查看原文
其他

Why Indian-Chinese Food is Too Beloved to Boycott

N. VENUGOPAL RADII 2021-01-20

For nearly half his life, Freddy Liao has been working at Golden Joy. His father, Robert Liao, started the restaurant 18 years ago in Tangra, one of Kolkata’s historic Chinatowns.


By the age of 17, Liao, a fourth-generation Chinese-Indian who now runs the place at 33, was taking orders for coriander soup, Hakka chili tofu, Sichuan pepper prawns, chicken Cantonese chow, and many other dishes that have come to define the long culinary tradition of Indian-Chinese cooking in India. That food began on Kolkata’s streets decades ago and is now more than just utterly familiar to scores across India — it’s comfort food.


To listen to many tell it, the spicy-saucy flavors of Chinese food served in India were commonplace to urban kids growing up there. Experts say that Chinese cuisine has a kind of flexible foundation that allows it to move and thrive from Chengdu and Guangzhou to Toronto and Mumbai, and India’s version has been called the “masalafication” of Chinese cuisine.


It’s the collision of ginger-garlic-chili and pan-Asian ingredients that Indians can’t get enough of. Sweet corn soup, honey chili pork, and drums of heaven — dishes that evolved to ultimately resemble very little of what would actually be served in China — were brought to India’s mainstream diners through everything from street carts and local take-out restaurants to high-end dining experiences. Refrigerator doors have long held green and red bottles of Ching’s chili sauce, the “desi [South Asian] Chinese” brand that features Bollywood actor Ranveer Singh as “Captain Ching.”

In Bengaluru, you’d be hard-pressed to find a bar that didn’t serve chili chicken, complete with quartered onions glistening in spicy soy-based sauce. The words “Manchurian” and “Schezwan” can be found on menus across the country, but Indians are almost guaranteed to think of batter-fried cauliflower or chili-laced gravies before they think of regions in China.

> _Given records_:
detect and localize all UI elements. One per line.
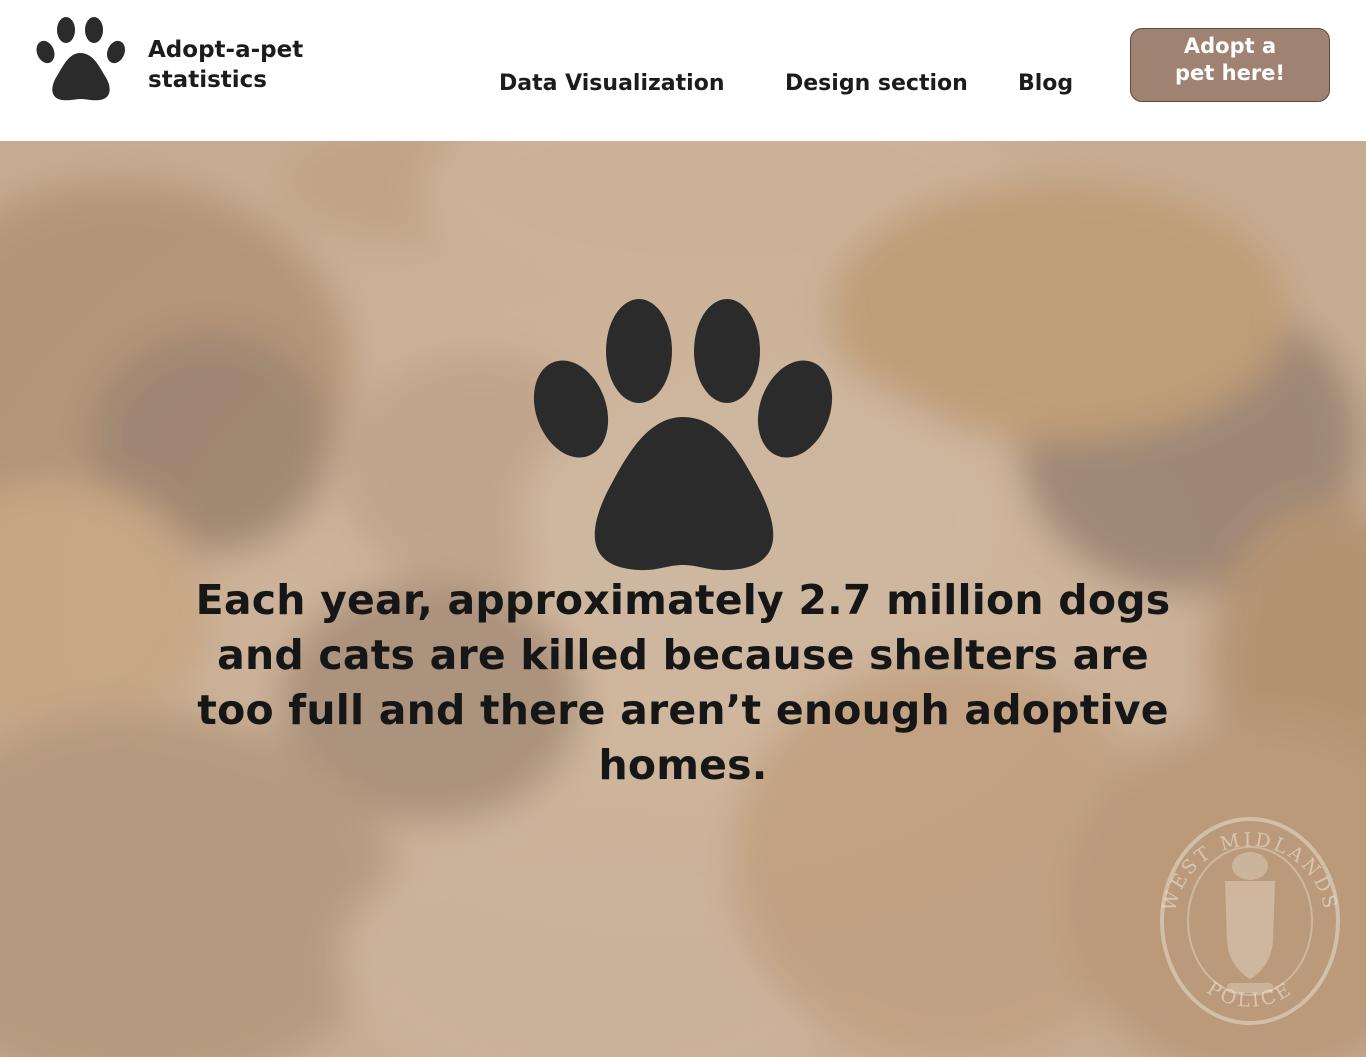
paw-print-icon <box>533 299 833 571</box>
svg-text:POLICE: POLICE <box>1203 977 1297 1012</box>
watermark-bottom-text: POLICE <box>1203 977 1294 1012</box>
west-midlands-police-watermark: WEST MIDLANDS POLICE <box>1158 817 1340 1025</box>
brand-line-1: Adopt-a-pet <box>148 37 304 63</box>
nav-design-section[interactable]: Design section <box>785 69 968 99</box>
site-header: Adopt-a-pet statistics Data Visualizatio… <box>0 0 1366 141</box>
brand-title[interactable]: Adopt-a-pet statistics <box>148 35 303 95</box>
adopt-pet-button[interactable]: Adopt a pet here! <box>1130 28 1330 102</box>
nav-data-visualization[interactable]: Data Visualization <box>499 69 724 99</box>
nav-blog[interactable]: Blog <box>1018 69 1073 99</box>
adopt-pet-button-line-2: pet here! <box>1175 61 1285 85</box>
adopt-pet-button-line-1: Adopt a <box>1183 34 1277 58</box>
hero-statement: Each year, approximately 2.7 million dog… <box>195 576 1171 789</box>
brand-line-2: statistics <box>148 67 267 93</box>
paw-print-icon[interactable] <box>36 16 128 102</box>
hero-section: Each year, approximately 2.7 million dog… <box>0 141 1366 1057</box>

> _Requirements_:
- A) Translate this sentence from the article on Indian-Chinese food into French: "For nearly half his life, Freddy Liao has been working at Golden Joy."
- B) Edit the records from the line containing "paw-print-icon <box>533 299 833 571</box>" through the end of the records, replacing "statistics" with "figures" and leaving everything else unchanged. Give only that stretch.

> _Answer set_:
- A) Depuis près de la moitié de sa vie, Freddy Liao travaille au Golden Joy.

- B)
paw-print-icon <box>533 299 833 571</box>
svg-text:POLICE: POLICE <box>1203 977 1297 1012</box>
watermark-bottom-text: POLICE <box>1203 977 1294 1012</box>
west-midlands-police-watermark: WEST MIDLANDS POLICE <box>1158 817 1340 1025</box>
brand-line-1: Adopt-a-pet <box>148 37 304 63</box>
nav-design-section[interactable]: Design section <box>785 69 968 99</box>
site-header: Adopt-a-pet figures Data Visualizatio… <box>0 0 1366 141</box>
brand-title[interactable]: Adopt-a-pet figures <box>148 35 303 95</box>
adopt-pet-button[interactable]: Adopt a pet here! <box>1130 28 1330 102</box>
nav-data-visualization[interactable]: Data Visualization <box>499 69 724 99</box>
nav-blog[interactable]: Blog <box>1018 69 1073 99</box>
adopt-pet-button-line-2: pet here! <box>1175 61 1285 85</box>
adopt-pet-button-line-1: Adopt a <box>1183 34 1277 58</box>
hero-statement: Each year, approximately 2.7 million dog… <box>195 576 1171 789</box>
brand-line-2: figures <box>148 67 267 93</box>
paw-print-icon[interactable] <box>36 16 128 102</box>
hero-section: Each year, approximately 2.7 million dog… <box>0 141 1366 1057</box>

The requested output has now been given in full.